**EXCERPTED TEXT:**
Re: IP address resolution in MultiDC setup

Posted by Sasha Dolgy <sd...@gmail.com>.
honest opinion?  smoke and mirrors.  i really have no idea.  i was
surprised to see the latency drop when we started using the VIP's we
assigned routing through our ec2 vyatta gateways.  it makes it nice
because it unties you from being 100% stuck on amazon.  you can design
your environment for cassandra with local nodes in an office if you
wanted ... it also solved the security problems i was coming across in
that before cassandra 0.8, intra-node communication IS NOT encrypted
or secured....

anyway .. the biggest thing for me was to ensure we are not tied to
one provider.  this was the best for my business case....also allowed
us to not be harmed by the
https://twitter.com/#!/search/amazonpocalypse ...

**PROBLEM SET:**
a: In the forum post, what does the poster say was not encrypted or secured before Cassandra 0.8?
b: Write out everything in the forum post from "Re: IP address" down to "or secured....".
The records have no connection to the forum post.

[Element region listings]
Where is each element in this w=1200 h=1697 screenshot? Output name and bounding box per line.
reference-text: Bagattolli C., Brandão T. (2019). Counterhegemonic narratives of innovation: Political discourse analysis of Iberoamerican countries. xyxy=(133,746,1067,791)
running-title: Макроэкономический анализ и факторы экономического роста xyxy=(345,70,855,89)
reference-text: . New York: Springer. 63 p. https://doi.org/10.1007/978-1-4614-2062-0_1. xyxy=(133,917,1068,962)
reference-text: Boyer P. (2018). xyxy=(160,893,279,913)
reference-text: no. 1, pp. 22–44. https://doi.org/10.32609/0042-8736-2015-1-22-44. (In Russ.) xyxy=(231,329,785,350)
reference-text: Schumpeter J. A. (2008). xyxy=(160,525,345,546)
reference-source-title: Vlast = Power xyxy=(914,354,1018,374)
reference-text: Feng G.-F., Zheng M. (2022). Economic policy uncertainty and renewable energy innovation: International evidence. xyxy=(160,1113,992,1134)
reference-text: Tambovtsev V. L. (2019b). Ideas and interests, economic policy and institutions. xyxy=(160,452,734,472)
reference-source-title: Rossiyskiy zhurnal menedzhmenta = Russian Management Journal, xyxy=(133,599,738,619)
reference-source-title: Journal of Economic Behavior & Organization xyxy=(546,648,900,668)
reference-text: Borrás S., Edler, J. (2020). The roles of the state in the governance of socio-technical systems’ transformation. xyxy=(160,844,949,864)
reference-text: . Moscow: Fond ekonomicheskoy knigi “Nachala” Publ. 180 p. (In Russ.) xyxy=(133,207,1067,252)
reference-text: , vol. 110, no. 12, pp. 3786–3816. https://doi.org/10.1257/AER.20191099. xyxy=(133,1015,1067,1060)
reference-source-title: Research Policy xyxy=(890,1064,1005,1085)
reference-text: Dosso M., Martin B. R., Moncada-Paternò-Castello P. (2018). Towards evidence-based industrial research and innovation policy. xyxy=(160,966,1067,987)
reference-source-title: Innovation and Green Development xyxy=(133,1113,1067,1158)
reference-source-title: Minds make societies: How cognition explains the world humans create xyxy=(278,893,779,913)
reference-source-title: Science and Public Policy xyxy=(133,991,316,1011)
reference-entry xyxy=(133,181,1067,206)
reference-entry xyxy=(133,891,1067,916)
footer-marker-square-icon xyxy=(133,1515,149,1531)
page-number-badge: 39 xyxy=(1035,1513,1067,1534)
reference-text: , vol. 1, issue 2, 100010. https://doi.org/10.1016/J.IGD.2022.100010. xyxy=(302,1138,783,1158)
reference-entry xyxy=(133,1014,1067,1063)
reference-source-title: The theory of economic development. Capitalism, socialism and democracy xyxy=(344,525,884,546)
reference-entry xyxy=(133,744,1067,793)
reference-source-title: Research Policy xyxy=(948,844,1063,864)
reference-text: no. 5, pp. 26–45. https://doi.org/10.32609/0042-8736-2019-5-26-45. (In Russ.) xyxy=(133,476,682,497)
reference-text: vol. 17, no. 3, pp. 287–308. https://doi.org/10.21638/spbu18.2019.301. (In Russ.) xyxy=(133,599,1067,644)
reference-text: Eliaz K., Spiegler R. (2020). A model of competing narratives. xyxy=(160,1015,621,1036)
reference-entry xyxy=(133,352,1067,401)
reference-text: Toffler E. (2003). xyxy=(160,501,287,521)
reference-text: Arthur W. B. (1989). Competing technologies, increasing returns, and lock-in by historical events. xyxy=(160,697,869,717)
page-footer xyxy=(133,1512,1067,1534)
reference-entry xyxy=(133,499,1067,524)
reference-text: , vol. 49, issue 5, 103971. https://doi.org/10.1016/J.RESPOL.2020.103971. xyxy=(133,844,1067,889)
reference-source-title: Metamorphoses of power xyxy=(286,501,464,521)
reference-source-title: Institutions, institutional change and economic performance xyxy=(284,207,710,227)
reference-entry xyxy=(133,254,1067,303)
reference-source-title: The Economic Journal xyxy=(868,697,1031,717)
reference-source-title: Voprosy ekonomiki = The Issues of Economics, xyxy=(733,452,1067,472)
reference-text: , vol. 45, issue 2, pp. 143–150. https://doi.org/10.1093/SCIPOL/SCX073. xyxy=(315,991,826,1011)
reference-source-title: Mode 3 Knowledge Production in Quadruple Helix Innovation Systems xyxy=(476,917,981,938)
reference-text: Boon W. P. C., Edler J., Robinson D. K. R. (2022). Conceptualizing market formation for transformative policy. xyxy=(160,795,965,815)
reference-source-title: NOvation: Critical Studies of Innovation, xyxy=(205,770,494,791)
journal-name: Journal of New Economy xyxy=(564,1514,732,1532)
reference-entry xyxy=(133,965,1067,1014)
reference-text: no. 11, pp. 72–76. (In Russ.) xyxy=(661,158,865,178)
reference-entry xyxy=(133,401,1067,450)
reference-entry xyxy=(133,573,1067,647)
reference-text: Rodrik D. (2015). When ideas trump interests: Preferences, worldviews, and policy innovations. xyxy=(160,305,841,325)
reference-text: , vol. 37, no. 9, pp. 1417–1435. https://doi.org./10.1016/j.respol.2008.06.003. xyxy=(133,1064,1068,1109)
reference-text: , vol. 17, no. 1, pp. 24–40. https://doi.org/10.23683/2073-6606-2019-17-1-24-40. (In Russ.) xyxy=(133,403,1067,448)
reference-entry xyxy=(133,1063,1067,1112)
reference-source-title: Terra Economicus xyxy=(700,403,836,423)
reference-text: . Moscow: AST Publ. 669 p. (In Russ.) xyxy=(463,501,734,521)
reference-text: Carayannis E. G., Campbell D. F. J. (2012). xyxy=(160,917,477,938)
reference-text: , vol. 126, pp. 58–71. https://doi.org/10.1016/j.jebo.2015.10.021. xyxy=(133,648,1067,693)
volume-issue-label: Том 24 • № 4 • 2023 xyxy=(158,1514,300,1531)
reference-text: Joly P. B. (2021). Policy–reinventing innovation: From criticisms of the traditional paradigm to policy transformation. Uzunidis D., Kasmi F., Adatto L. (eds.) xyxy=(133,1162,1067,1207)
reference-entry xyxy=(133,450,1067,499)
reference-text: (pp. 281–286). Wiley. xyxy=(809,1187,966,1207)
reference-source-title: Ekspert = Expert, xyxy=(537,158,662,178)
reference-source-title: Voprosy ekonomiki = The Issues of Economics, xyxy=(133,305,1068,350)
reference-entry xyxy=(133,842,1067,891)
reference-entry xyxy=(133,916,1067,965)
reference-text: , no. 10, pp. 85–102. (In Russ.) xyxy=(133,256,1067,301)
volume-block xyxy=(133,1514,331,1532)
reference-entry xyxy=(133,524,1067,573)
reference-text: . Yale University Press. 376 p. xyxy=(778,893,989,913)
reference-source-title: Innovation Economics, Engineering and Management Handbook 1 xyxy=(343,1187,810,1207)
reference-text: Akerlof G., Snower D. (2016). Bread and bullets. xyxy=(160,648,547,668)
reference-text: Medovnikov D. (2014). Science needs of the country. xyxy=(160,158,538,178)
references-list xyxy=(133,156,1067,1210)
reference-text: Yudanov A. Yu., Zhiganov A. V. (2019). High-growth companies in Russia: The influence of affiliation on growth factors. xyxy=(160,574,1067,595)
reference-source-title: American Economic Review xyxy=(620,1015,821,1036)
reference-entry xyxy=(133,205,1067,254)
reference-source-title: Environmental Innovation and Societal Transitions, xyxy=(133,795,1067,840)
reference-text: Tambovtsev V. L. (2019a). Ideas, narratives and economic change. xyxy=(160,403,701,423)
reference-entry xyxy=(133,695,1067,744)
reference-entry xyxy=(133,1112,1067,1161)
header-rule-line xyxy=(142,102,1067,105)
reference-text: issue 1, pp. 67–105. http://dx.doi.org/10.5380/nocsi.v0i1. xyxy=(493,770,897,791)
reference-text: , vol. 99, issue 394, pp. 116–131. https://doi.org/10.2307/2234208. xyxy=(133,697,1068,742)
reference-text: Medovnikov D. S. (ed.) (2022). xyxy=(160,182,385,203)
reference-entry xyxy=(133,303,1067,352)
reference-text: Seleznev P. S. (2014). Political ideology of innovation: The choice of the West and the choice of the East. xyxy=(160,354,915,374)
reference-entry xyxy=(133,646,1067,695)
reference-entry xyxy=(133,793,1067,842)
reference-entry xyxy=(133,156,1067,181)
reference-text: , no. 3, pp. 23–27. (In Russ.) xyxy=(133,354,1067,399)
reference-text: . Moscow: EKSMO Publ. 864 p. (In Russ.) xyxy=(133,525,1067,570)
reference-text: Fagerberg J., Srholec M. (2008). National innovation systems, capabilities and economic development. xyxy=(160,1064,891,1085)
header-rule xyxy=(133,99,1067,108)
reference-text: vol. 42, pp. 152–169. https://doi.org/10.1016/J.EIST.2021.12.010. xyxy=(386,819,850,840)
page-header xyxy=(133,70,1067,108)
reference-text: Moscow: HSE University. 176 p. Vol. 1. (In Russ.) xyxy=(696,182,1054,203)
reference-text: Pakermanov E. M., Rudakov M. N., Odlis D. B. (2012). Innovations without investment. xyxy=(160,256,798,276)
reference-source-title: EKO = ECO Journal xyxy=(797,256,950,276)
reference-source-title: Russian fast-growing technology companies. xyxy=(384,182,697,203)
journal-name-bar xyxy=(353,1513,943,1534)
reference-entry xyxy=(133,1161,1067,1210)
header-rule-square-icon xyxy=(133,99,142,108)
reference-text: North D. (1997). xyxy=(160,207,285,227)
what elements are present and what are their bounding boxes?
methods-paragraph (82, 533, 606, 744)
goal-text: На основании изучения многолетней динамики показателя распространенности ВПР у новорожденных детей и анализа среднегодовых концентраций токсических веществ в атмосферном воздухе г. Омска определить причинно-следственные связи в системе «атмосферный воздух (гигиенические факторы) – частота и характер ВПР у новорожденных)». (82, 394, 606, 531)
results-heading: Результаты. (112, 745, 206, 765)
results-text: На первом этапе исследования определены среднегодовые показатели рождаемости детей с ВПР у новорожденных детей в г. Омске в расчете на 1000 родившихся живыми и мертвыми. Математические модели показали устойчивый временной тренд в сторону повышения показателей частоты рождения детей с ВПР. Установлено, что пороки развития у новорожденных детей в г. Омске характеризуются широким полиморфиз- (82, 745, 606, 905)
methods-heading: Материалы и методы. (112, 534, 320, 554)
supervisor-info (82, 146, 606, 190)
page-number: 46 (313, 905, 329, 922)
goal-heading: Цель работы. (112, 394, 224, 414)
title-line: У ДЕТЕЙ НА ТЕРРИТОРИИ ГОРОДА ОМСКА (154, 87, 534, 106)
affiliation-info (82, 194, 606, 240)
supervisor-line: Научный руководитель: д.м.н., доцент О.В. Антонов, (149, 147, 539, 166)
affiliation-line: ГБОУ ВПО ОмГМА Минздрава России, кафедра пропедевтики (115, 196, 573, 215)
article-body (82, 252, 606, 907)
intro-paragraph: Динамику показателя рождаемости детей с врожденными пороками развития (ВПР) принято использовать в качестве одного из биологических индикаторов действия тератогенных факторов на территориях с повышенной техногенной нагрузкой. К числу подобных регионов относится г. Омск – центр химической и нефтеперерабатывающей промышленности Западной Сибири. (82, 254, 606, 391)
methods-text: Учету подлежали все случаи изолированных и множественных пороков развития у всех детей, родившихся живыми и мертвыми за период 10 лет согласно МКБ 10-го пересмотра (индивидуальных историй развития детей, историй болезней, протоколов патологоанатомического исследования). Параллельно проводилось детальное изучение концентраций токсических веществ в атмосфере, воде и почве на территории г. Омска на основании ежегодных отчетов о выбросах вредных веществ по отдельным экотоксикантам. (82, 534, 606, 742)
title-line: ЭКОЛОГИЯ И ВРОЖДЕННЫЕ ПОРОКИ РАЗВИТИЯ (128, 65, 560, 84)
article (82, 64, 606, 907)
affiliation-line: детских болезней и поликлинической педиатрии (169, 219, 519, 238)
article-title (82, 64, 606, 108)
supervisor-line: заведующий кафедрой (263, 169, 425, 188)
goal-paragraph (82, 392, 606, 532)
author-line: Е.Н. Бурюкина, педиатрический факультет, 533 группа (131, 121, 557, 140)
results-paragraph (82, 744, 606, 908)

**RESULTS BY TASK:**
a: Intra-node communication.

b:
Re: IP address resolution in MultiDC setup

Posted by Sasha Dolgy <sd...@gmail.com>.
honest opinion?  smoke and mirrors.  i really have no idea.  i was
surprised to see the latency drop when we started using the VIP's we
assigned routing through our ec2 vyatta gateways.  it makes it nice
because it unties you from being 100% stuck on amazon.  you can design
your environment for cassandra with local nodes in an office if you
wanted ... it also solved the security problems i was coming across in
that before cassandra 0.8, intra-node communication IS NOT encrypted
or secured....